> **Exercise data**
○ ○ ○

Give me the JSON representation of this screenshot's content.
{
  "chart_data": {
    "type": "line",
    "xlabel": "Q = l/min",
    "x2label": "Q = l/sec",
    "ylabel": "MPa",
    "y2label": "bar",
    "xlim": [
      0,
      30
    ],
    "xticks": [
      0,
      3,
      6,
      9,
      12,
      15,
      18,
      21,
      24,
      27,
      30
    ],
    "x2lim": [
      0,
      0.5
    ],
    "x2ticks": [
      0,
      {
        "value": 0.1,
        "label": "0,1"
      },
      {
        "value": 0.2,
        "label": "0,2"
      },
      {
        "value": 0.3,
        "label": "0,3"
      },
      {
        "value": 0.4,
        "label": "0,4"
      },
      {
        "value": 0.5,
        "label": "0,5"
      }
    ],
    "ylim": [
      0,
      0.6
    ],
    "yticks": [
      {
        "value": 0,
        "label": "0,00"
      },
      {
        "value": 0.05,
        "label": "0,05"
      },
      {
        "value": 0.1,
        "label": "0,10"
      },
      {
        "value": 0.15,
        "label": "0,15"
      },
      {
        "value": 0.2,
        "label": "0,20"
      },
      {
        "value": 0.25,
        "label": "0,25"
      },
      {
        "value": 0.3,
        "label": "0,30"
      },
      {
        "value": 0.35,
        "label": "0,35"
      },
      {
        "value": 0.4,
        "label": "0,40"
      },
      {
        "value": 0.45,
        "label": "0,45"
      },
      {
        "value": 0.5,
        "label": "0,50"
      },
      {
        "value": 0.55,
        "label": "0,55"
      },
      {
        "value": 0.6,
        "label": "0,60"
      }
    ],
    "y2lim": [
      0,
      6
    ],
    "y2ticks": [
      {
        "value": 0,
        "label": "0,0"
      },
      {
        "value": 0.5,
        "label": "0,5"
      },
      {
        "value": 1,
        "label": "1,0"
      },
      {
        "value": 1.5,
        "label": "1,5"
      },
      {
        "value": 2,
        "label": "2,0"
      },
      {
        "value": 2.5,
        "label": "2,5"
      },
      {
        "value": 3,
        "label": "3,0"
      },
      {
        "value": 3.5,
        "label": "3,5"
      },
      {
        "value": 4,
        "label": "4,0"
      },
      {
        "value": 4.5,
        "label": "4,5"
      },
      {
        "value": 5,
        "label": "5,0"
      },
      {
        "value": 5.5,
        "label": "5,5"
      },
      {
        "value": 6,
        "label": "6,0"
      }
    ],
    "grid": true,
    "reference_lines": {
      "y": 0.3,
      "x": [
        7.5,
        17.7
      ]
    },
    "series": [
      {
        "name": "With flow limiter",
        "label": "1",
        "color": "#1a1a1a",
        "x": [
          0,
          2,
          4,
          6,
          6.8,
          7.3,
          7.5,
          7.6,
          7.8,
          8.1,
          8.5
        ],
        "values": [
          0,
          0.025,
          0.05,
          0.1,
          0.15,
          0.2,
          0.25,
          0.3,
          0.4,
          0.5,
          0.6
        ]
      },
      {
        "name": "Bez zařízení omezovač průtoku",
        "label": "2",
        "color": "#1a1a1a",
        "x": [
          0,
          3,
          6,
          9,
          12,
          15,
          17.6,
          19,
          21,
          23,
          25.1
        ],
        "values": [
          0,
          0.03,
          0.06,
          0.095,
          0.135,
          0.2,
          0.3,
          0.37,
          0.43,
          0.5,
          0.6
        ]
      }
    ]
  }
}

○ ○ ○

> **Problem details**
Copy all lines of the material above where the string "name" occurs.

> **Final answer**
        "name": "With flow limiter",
        "name": "Bez zařízení omezovač průtoku",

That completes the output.